━━━ Data provided
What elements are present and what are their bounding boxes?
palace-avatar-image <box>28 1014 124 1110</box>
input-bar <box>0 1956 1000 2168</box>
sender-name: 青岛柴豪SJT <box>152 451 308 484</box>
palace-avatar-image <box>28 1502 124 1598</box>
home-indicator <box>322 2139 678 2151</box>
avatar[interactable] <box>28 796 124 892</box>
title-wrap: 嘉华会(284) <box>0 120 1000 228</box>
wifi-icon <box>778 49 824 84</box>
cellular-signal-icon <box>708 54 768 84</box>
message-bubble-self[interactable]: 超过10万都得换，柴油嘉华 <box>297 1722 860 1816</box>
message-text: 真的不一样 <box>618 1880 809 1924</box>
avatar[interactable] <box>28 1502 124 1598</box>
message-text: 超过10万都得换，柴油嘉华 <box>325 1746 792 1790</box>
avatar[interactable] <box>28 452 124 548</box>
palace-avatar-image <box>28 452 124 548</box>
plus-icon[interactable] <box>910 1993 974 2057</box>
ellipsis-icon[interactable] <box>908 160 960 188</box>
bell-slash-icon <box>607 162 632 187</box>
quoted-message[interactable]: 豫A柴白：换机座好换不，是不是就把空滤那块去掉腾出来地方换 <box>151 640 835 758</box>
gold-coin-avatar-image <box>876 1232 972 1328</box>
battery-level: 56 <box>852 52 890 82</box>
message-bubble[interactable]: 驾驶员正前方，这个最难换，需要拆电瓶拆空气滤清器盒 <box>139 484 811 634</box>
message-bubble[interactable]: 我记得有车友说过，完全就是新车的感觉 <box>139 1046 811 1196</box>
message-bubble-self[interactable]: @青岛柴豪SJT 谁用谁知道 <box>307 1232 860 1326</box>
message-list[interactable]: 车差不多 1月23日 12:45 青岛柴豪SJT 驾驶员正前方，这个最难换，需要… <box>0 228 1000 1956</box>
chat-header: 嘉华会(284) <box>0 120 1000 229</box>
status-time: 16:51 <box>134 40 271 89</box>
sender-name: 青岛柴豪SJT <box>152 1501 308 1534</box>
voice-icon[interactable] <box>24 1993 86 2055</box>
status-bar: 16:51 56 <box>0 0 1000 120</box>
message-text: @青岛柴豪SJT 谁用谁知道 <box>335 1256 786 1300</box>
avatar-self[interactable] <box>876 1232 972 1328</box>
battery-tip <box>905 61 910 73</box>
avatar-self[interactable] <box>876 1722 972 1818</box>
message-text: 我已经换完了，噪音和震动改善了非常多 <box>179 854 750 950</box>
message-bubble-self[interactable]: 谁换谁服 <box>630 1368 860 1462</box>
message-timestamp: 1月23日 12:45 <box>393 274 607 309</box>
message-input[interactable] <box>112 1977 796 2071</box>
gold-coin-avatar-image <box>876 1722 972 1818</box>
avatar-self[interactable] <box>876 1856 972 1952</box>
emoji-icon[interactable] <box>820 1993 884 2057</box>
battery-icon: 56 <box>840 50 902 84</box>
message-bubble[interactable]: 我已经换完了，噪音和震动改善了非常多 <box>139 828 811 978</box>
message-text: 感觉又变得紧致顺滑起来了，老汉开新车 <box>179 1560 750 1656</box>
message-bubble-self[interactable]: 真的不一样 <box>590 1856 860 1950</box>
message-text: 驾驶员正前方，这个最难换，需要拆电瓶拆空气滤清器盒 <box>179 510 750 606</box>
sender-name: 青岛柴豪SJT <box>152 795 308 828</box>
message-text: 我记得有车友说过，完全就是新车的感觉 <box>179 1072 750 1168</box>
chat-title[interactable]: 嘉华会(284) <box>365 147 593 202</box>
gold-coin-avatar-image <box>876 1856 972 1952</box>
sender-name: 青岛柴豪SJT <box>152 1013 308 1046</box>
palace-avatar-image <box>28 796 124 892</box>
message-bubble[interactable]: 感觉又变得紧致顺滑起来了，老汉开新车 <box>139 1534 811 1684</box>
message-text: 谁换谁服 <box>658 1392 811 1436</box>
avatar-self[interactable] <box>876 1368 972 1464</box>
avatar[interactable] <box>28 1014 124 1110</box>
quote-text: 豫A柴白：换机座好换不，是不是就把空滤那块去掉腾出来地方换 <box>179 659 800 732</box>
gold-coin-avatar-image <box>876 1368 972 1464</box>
━━━━━━
- _Work to be completed_
Repeat the entries from the start through the line containing "plus-icon[interactable] <box>910 1993", swapping "palace-avatar-image" for "profile-avatar-image" and changing nothing else.

- _Written response_
What elements are present and what are their bounding boxes?
profile-avatar-image <box>28 1014 124 1110</box>
input-bar <box>0 1956 1000 2168</box>
sender-name: 青岛柴豪SJT <box>152 451 308 484</box>
profile-avatar-image <box>28 1502 124 1598</box>
home-indicator <box>322 2139 678 2151</box>
avatar[interactable] <box>28 796 124 892</box>
title-wrap: 嘉华会(284) <box>0 120 1000 228</box>
wifi-icon <box>778 49 824 84</box>
cellular-signal-icon <box>708 54 768 84</box>
message-bubble-self[interactable]: 超过10万都得换，柴油嘉华 <box>297 1722 860 1816</box>
message-text: 真的不一样 <box>618 1880 809 1924</box>
avatar[interactable] <box>28 1502 124 1598</box>
message-text: 超过10万都得换，柴油嘉华 <box>325 1746 792 1790</box>
avatar[interactable] <box>28 452 124 548</box>
profile-avatar-image <box>28 452 124 548</box>
plus-icon[interactable] <box>910 1993 974 2057</box>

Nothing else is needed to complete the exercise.